Collection entries
○ ○ ○ ○ ○ ○ ○

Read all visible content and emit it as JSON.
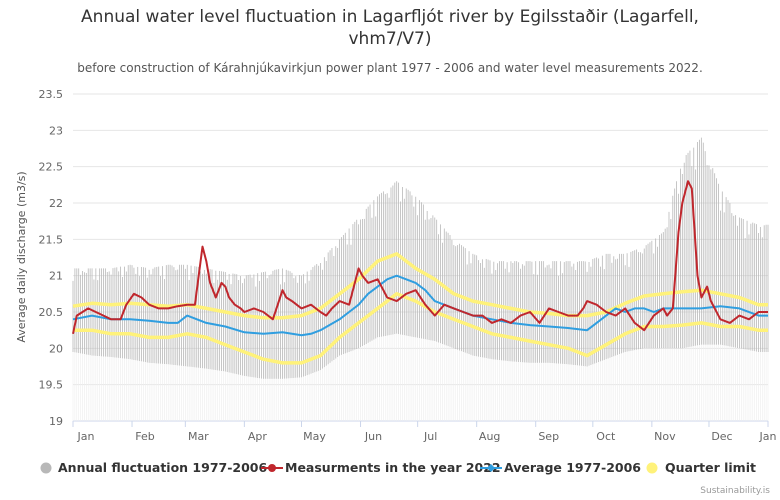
{
  "title": "Annual water level fluctuation in Lagarfljót river by Egilsstaðir (Lagarfell, vhm7/V7)",
  "subtitle": "before construction of Kárahnjúkavirkjun power plant 1977 - 2006 and water level measurements 2022.",
  "credit": "Sustainability.is",
  "chart_data": {
    "type": "line",
    "ylabel": "Average daily discharge (m3/s)",
    "ylim": [
      19,
      23.5
    ],
    "yticks": [
      "19",
      "19.5",
      "20",
      "20.5",
      "21",
      "21.5",
      "22",
      "22.5",
      "23",
      "23.5"
    ],
    "xlim": [
      0,
      365
    ],
    "months": [
      "Jan",
      "Feb",
      "Mar",
      "Apr",
      "May",
      "Jun",
      "Jul",
      "Aug",
      "Sep",
      "Oct",
      "Nov",
      "Dec",
      "Jan"
    ],
    "month_days": [
      0,
      31,
      59,
      90,
      120,
      151,
      181,
      212,
      243,
      273,
      304,
      334,
      365
    ],
    "grid": true,
    "legend_position": "bottom",
    "colors": {
      "fluctuation": "#b8b8b8",
      "measurements": "#c0272d",
      "average": "#2f9ee0",
      "quarter": "#fff27a"
    },
    "series": [
      {
        "name": "Annual fluctuation 1977-2006",
        "kind": "range",
        "x": [
          0,
          10,
          20,
          30,
          40,
          50,
          60,
          70,
          80,
          90,
          100,
          110,
          120,
          130,
          140,
          150,
          160,
          170,
          180,
          190,
          200,
          210,
          220,
          230,
          240,
          250,
          260,
          270,
          280,
          290,
          300,
          310,
          320,
          330,
          340,
          350,
          360,
          365
        ],
        "low": [
          19.95,
          19.9,
          19.88,
          19.85,
          19.8,
          19.78,
          19.75,
          19.72,
          19.68,
          19.62,
          19.58,
          19.58,
          19.6,
          19.7,
          19.9,
          20.0,
          20.15,
          20.2,
          20.15,
          20.1,
          20.0,
          19.9,
          19.85,
          19.82,
          19.8,
          19.8,
          19.78,
          19.75,
          19.85,
          19.95,
          20.0,
          20.0,
          20.0,
          20.05,
          20.05,
          20.0,
          19.95,
          19.95
        ],
        "high": [
          21.1,
          21.1,
          21.1,
          21.15,
          21.1,
          21.15,
          21.15,
          21.1,
          21.05,
          21.0,
          21.05,
          21.1,
          21.0,
          21.2,
          21.5,
          21.8,
          22.1,
          22.3,
          22.1,
          21.8,
          21.5,
          21.3,
          21.2,
          21.2,
          21.2,
          21.2,
          21.2,
          21.2,
          21.3,
          21.3,
          21.4,
          21.6,
          22.6,
          22.9,
          22.2,
          21.8,
          21.7,
          21.7
        ]
      },
      {
        "name": "Measurments in the year 2022",
        "kind": "line",
        "x": [
          0,
          2,
          5,
          8,
          12,
          16,
          20,
          25,
          28,
          32,
          36,
          40,
          45,
          50,
          55,
          60,
          64,
          68,
          70,
          72,
          75,
          78,
          80,
          82,
          85,
          88,
          90,
          95,
          100,
          105,
          110,
          112,
          115,
          120,
          125,
          130,
          133,
          136,
          140,
          145,
          150,
          152,
          155,
          160,
          165,
          170,
          175,
          180,
          185,
          190,
          195,
          200,
          205,
          210,
          215,
          220,
          225,
          230,
          235,
          240,
          245,
          250,
          255,
          260,
          265,
          268,
          270,
          275,
          280,
          285,
          290,
          295,
          300,
          305,
          310,
          312,
          315,
          318,
          320,
          323,
          325,
          328,
          330,
          333,
          335,
          340,
          345,
          350,
          355,
          360,
          365
        ],
        "y": [
          20.2,
          20.45,
          20.5,
          20.55,
          20.5,
          20.45,
          20.4,
          20.4,
          20.6,
          20.75,
          20.7,
          20.6,
          20.55,
          20.55,
          20.58,
          20.6,
          20.6,
          21.4,
          21.2,
          20.9,
          20.7,
          20.9,
          20.85,
          20.7,
          20.6,
          20.55,
          20.5,
          20.55,
          20.5,
          20.4,
          20.8,
          20.7,
          20.65,
          20.55,
          20.6,
          20.5,
          20.45,
          20.55,
          20.65,
          20.6,
          21.1,
          21.0,
          20.9,
          20.95,
          20.7,
          20.65,
          20.75,
          20.8,
          20.6,
          20.45,
          20.6,
          20.55,
          20.5,
          20.45,
          20.45,
          20.35,
          20.4,
          20.35,
          20.45,
          20.5,
          20.35,
          20.55,
          20.5,
          20.45,
          20.45,
          20.55,
          20.65,
          20.6,
          20.5,
          20.45,
          20.55,
          20.35,
          20.25,
          20.45,
          20.55,
          20.45,
          20.55,
          21.6,
          22.0,
          22.3,
          22.2,
          21.0,
          20.7,
          20.85,
          20.65,
          20.4,
          20.35,
          20.45,
          20.4,
          20.5,
          20.5
        ]
      },
      {
        "name": "Average 1977-2006",
        "kind": "line",
        "x": [
          0,
          10,
          20,
          30,
          40,
          50,
          55,
          60,
          70,
          80,
          90,
          100,
          110,
          120,
          125,
          130,
          140,
          145,
          150,
          155,
          160,
          165,
          170,
          175,
          180,
          185,
          190,
          200,
          210,
          220,
          230,
          240,
          250,
          260,
          270,
          275,
          280,
          285,
          290,
          295,
          300,
          305,
          310,
          320,
          330,
          340,
          350,
          360,
          365
        ],
        "y": [
          20.4,
          20.45,
          20.4,
          20.4,
          20.38,
          20.35,
          20.35,
          20.45,
          20.35,
          20.3,
          20.22,
          20.2,
          20.22,
          20.18,
          20.2,
          20.25,
          20.4,
          20.5,
          20.6,
          20.75,
          20.85,
          20.95,
          21.0,
          20.95,
          20.9,
          20.8,
          20.65,
          20.55,
          20.45,
          20.4,
          20.35,
          20.32,
          20.3,
          20.28,
          20.25,
          20.35,
          20.45,
          20.55,
          20.5,
          20.55,
          20.55,
          20.5,
          20.55,
          20.55,
          20.55,
          20.58,
          20.55,
          20.45,
          20.45
        ]
      },
      {
        "name": "Quarter limit",
        "kind": "band",
        "x": [
          0,
          10,
          20,
          30,
          40,
          50,
          60,
          70,
          80,
          90,
          100,
          110,
          120,
          130,
          140,
          150,
          160,
          170,
          180,
          190,
          200,
          210,
          220,
          230,
          240,
          250,
          260,
          270,
          280,
          290,
          300,
          310,
          320,
          330,
          340,
          350,
          360,
          365
        ],
        "upper": [
          20.58,
          20.62,
          20.6,
          20.62,
          20.6,
          20.58,
          20.6,
          20.55,
          20.5,
          20.45,
          20.42,
          20.42,
          20.45,
          20.55,
          20.75,
          20.95,
          21.2,
          21.3,
          21.1,
          20.95,
          20.75,
          20.65,
          20.6,
          20.55,
          20.5,
          20.48,
          20.45,
          20.45,
          20.5,
          20.62,
          20.72,
          20.75,
          20.78,
          20.8,
          20.75,
          20.7,
          20.6,
          20.6
        ],
        "lower": [
          20.25,
          20.25,
          20.2,
          20.2,
          20.15,
          20.15,
          20.2,
          20.15,
          20.05,
          19.95,
          19.85,
          19.8,
          19.8,
          19.9,
          20.15,
          20.35,
          20.55,
          20.75,
          20.65,
          20.5,
          20.4,
          20.3,
          20.2,
          20.15,
          20.1,
          20.05,
          20.0,
          19.9,
          20.05,
          20.2,
          20.3,
          20.3,
          20.32,
          20.35,
          20.3,
          20.3,
          20.25,
          20.25
        ]
      }
    ]
  }
}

○ ○ ○ ○ ○ ○ ○

▶ _PROBLEM STATEMENT_
Show all lines in the entries above where the word "Annual" appears.

▶ _SOLUTION TO THE EXERCISE_
  "title": "Annual water level fluctuation in Lagarfljót river by Egilsstaðir (Lagarfell, vhm7/V7)",
        "name": "Annual fluctuation 1977-2006",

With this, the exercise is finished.